- **Description of the task**
Only the number is wanted: how many lines of the data contain "участию"?

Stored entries

## begin

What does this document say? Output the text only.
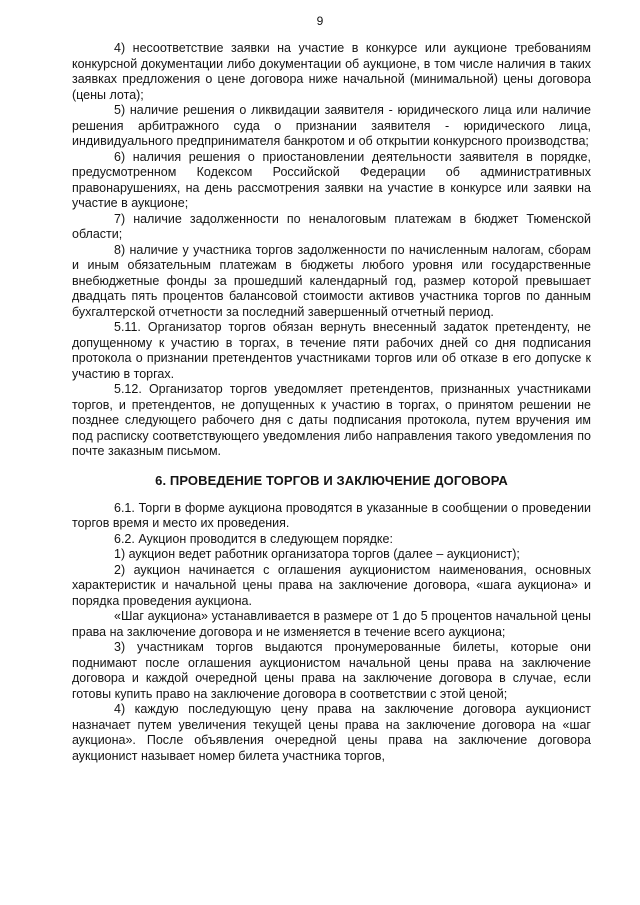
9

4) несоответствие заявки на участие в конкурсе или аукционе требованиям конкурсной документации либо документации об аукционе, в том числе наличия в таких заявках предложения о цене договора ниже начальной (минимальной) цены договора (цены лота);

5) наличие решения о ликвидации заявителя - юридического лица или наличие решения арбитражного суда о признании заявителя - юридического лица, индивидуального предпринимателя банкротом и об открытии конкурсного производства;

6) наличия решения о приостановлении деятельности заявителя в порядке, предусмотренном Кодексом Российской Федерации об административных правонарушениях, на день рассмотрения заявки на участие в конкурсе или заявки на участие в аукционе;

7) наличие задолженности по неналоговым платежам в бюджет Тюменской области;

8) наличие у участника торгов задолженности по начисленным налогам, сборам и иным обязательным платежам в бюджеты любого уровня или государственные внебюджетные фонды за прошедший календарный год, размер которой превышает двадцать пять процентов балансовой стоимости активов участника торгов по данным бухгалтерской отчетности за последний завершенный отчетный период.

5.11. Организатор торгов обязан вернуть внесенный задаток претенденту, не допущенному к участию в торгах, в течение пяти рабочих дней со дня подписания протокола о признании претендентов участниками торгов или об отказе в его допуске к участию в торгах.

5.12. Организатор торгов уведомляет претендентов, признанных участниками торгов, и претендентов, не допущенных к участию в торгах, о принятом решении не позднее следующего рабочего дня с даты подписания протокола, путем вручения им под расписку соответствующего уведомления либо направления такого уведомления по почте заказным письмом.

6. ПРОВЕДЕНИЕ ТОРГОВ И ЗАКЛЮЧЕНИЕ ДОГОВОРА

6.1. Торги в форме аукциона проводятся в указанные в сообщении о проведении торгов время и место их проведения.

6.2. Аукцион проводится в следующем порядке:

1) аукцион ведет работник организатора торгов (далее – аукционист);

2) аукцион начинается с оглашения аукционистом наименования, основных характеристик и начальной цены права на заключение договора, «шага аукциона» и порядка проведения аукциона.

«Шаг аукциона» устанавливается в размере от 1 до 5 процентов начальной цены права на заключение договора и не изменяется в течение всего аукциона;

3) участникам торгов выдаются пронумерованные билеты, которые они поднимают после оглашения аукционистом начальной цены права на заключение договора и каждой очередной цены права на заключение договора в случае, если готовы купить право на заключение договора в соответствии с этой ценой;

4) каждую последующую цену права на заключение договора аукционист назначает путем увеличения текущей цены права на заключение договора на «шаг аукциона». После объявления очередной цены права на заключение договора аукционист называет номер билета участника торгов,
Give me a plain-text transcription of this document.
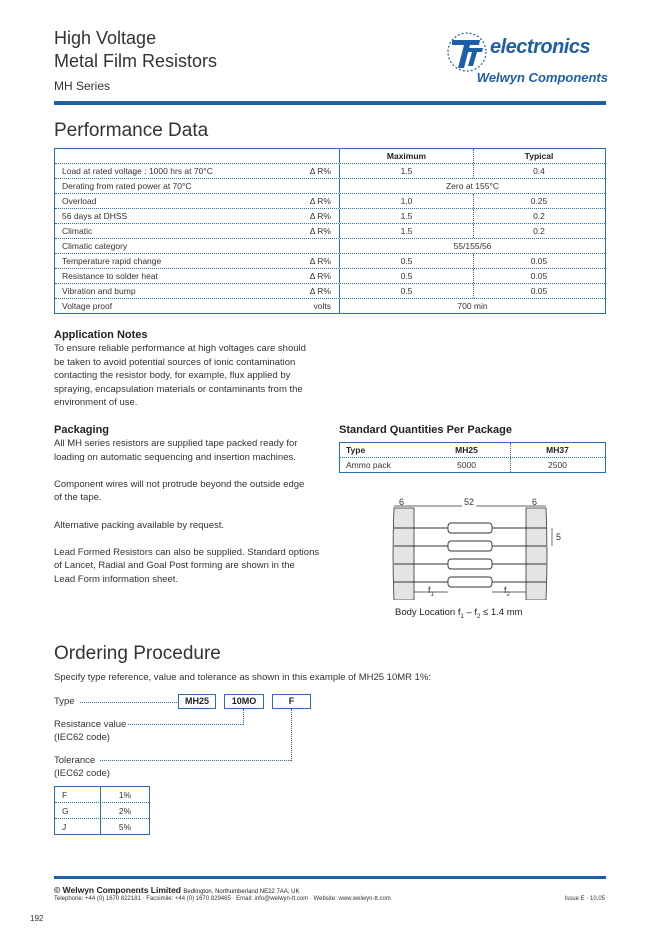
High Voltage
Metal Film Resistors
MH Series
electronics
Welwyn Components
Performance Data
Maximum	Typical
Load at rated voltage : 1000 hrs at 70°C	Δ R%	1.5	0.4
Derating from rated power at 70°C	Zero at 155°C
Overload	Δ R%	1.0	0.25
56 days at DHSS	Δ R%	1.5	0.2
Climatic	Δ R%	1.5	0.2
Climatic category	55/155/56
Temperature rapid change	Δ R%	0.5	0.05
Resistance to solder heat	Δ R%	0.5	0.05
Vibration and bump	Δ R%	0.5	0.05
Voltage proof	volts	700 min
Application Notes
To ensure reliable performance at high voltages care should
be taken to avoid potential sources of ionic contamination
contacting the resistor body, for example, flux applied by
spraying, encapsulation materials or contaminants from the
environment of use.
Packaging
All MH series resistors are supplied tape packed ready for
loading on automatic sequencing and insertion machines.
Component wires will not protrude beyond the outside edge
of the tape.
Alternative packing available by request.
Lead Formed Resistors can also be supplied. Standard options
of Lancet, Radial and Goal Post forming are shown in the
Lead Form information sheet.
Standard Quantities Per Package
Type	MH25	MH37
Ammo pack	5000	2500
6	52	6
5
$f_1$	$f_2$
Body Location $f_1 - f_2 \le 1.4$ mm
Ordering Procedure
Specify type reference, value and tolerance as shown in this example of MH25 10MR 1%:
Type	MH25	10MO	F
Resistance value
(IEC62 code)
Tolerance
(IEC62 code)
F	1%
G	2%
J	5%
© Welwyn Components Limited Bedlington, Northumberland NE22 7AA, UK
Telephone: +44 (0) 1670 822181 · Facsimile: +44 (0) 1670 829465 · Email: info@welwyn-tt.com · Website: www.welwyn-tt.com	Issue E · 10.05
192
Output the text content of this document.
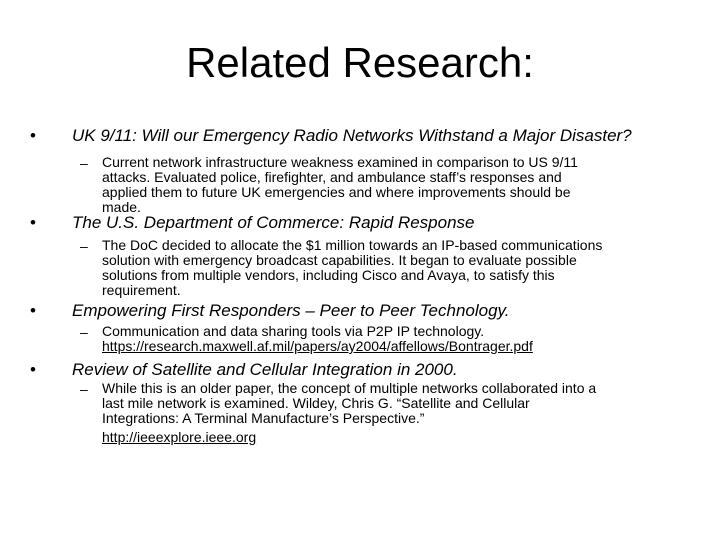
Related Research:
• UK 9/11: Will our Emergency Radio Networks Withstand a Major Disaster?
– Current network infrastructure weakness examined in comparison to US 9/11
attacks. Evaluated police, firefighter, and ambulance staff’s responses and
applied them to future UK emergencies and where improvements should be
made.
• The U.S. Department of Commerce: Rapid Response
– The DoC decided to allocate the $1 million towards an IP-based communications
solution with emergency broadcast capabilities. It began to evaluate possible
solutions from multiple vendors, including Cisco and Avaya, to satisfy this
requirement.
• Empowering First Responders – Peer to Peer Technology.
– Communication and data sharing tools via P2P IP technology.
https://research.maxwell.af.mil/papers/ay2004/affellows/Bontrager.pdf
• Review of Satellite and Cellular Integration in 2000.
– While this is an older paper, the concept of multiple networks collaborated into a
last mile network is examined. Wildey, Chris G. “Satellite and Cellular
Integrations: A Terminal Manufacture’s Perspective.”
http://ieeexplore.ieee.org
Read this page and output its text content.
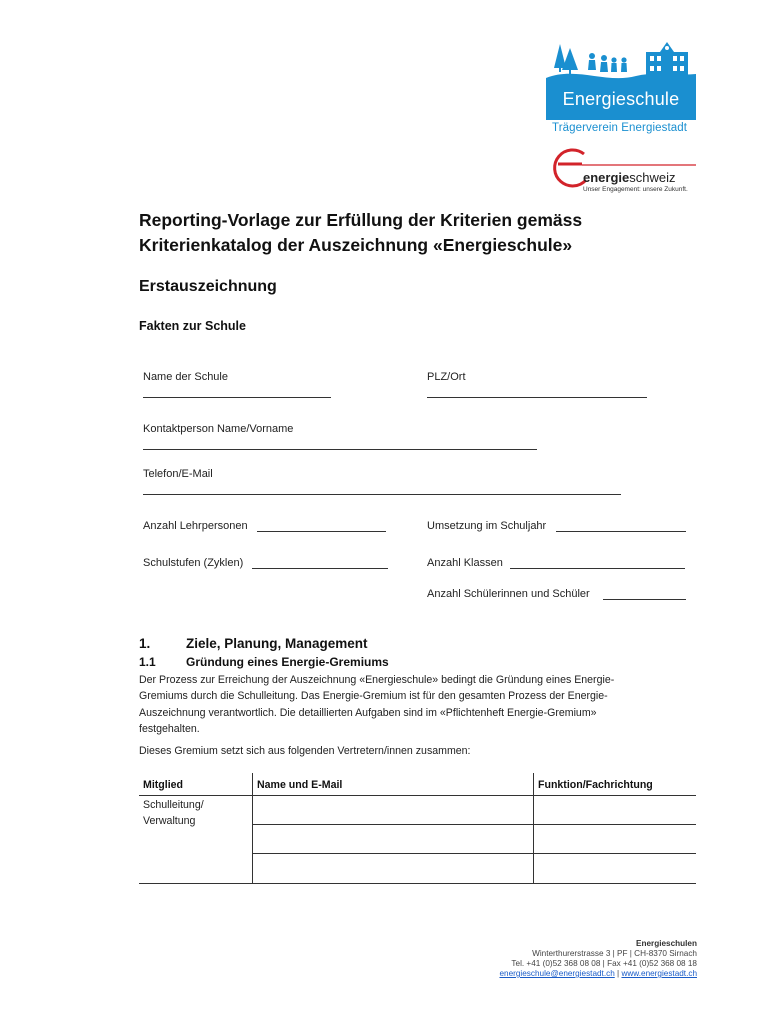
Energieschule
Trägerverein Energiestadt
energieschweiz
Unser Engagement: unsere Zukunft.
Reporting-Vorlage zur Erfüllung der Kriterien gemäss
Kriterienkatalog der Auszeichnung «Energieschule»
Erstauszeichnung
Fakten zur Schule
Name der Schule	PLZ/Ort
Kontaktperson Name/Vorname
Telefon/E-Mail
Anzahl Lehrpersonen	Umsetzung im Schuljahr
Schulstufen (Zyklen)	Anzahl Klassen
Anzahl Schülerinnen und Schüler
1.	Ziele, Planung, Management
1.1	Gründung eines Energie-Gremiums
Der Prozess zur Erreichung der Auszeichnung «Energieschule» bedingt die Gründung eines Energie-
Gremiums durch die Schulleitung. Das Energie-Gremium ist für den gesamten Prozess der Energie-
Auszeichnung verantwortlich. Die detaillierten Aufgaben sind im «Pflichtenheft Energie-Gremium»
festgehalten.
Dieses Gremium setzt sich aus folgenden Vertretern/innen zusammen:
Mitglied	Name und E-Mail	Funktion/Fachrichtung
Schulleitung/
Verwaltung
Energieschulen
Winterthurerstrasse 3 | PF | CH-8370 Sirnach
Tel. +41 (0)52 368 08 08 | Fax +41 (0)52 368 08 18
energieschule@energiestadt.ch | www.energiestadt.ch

## end

- **Completed task**
2